| What to work on |
Pictures aside, write out every record exactly as it appears.

| Data excerpts |
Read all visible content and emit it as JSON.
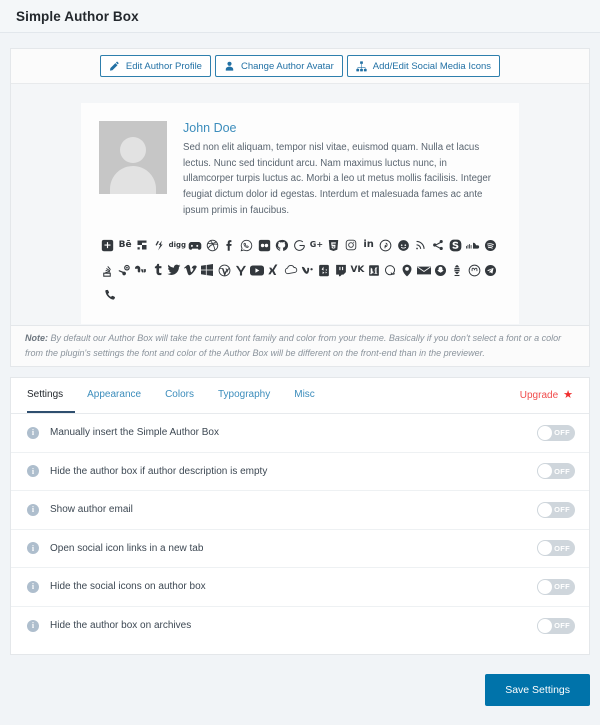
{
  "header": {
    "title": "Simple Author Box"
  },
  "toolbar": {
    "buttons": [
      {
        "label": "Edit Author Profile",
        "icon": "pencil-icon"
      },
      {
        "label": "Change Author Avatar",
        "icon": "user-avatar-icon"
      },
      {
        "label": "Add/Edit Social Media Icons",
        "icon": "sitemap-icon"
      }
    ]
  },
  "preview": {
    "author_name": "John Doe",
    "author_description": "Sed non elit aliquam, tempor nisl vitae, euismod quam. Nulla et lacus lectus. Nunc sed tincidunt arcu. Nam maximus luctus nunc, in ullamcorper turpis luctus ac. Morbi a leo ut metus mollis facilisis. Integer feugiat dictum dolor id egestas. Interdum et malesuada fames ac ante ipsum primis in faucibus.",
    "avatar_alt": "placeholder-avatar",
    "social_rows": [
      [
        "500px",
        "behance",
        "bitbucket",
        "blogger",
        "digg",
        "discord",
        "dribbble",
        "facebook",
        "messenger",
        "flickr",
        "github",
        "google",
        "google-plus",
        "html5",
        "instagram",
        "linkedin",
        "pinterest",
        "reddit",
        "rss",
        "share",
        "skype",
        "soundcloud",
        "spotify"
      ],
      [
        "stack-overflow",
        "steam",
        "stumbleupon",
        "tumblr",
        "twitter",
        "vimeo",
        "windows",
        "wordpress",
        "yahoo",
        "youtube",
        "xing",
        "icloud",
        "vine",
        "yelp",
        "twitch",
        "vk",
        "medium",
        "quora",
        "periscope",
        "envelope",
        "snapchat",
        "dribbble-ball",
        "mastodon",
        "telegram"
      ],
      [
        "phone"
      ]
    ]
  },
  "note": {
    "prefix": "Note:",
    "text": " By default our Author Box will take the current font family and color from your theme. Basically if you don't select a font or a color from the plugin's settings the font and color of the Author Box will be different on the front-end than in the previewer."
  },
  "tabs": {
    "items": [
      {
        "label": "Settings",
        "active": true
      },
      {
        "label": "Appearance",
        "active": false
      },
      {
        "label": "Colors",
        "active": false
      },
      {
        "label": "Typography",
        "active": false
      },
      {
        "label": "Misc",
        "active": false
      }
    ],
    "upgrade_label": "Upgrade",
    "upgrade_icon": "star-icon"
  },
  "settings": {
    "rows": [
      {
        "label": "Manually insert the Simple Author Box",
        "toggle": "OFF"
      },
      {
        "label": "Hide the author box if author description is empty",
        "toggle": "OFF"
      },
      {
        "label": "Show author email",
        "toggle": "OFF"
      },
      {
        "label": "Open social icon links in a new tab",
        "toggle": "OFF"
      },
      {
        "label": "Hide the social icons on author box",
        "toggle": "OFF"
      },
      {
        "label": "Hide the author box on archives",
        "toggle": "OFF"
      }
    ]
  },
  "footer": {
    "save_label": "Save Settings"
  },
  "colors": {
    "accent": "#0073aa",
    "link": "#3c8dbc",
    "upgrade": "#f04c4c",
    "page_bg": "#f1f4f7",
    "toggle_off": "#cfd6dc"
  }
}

| Correct output |
Read all visible content and emit it as JSON.
{
  "header": {
    "title": "Simple Author Box"
  },
  "toolbar": {
    "buttons": [
      {
        "label": "Edit Author Profile",
        "icon": "pencil-icon"
      },
      {
        "label": "Change Author Avatar",
        "icon": "user-avatar-icon"
      },
      {
        "label": "Add/Edit Social Media Icons",
        "icon": "sitemap-icon"
      }
    ]
  },
  "preview": {
    "author_name": "John Doe",
    "author_description": "Sed non elit aliquam, tempor nisl vitae, euismod quam. Nulla et lacus lectus. Nunc sed tincidunt arcu. Nam maximus luctus nunc, in ullamcorper turpis luctus ac. Morbi a leo ut metus mollis facilisis. Integer feugiat dictum dolor id egestas. Interdum et malesuada fames ac ante ipsum primis in faucibus.",
    "avatar_alt": "placeholder-avatar",
    "social_rows": [
      [
        "500px",
        "behance",
        "bitbucket",
        "blogger",
        "digg",
        "discord",
        "dribbble",
        "facebook",
        "messenger",
        "flickr",
        "github",
        "google",
        "google-plus",
        "html5",
        "instagram",
        "linkedin",
        "pinterest",
        "reddit",
        "rss",
        "share",
        "skype",
        "soundcloud",
        "spotify"
      ],
      [
        "stack-overflow",
        "steam",
        "stumbleupon",
        "tumblr",
        "twitter",
        "vimeo",
        "windows",
        "wordpress",
        "yahoo",
        "youtube",
        "xing",
        "icloud",
        "vine",
        "yelp",
        "twitch",
        "vk",
        "medium",
        "quora",
        "periscope",
        "envelope",
        "snapchat",
        "dribbble-ball",
        "mastodon",
        "telegram"
      ],
      [
        "phone"
      ]
    ]
  },
  "note": {
    "prefix": "Note:",
    "text": " By default our Author Box will take the current font family and color from your theme. Basically if you don't select a font or a color from the plugin's settings the font and color of the Author Box will be different on the front-end than in the previewer."
  },
  "tabs": {
    "items": [
      {
        "label": "Settings",
        "active": true
      },
      {
        "label": "Appearance",
        "active": false
      },
      {
        "label": "Colors",
        "active": false
      },
      {
        "label": "Typography",
        "active": false
      },
      {
        "label": "Misc",
        "active": false
      }
    ],
    "upgrade_label": "Upgrade",
    "upgrade_icon": "star-icon"
  },
  "settings": {
    "rows": [
      {
        "label": "Manually insert the Simple Author Box",
        "toggle": "OFF"
      },
      {
        "label": "Hide the author box if author description is empty",
        "toggle": "OFF"
      },
      {
        "label": "Show author email",
        "toggle": "OFF"
      },
      {
        "label": "Open social icon links in a new tab",
        "toggle": "OFF"
      },
      {
        "label": "Hide the social icons on author box",
        "toggle": "OFF"
      },
      {
        "label": "Hide the author box on archives",
        "toggle": "OFF"
      }
    ]
  },
  "footer": {
    "save_label": "Save Settings"
  },
  "colors": {
    "accent": "#0073aa",
    "link": "#3c8dbc",
    "upgrade": "#f04c4c",
    "page_bg": "#f1f4f7",
    "toggle_off": "#cfd6dc"
  }
}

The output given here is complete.